SHORT EXERCISE – Return the lines below that carry the word "username".

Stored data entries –
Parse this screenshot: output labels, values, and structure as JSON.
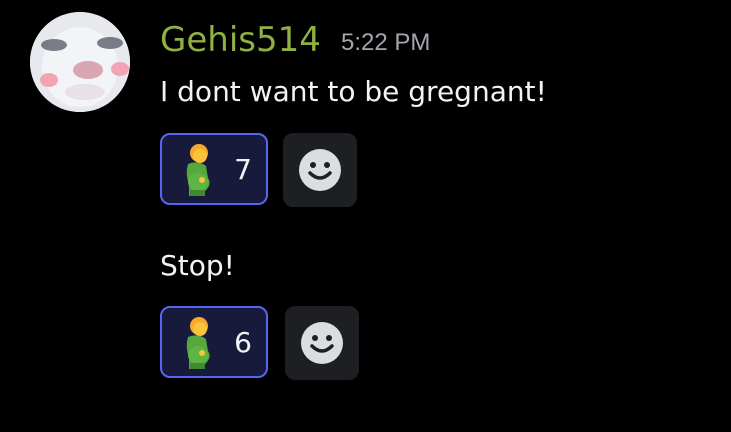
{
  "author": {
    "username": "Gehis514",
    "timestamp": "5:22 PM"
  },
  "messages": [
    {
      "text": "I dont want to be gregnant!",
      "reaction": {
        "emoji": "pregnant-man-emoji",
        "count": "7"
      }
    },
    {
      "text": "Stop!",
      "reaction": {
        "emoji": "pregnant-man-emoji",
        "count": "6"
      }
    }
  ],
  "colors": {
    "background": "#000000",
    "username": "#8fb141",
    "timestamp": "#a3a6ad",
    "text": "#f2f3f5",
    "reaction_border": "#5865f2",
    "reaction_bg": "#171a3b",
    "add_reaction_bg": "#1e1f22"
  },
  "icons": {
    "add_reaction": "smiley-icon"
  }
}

FINISHED EXERCISE –
    "username": "Gehis514",
    "username": "#8fb141",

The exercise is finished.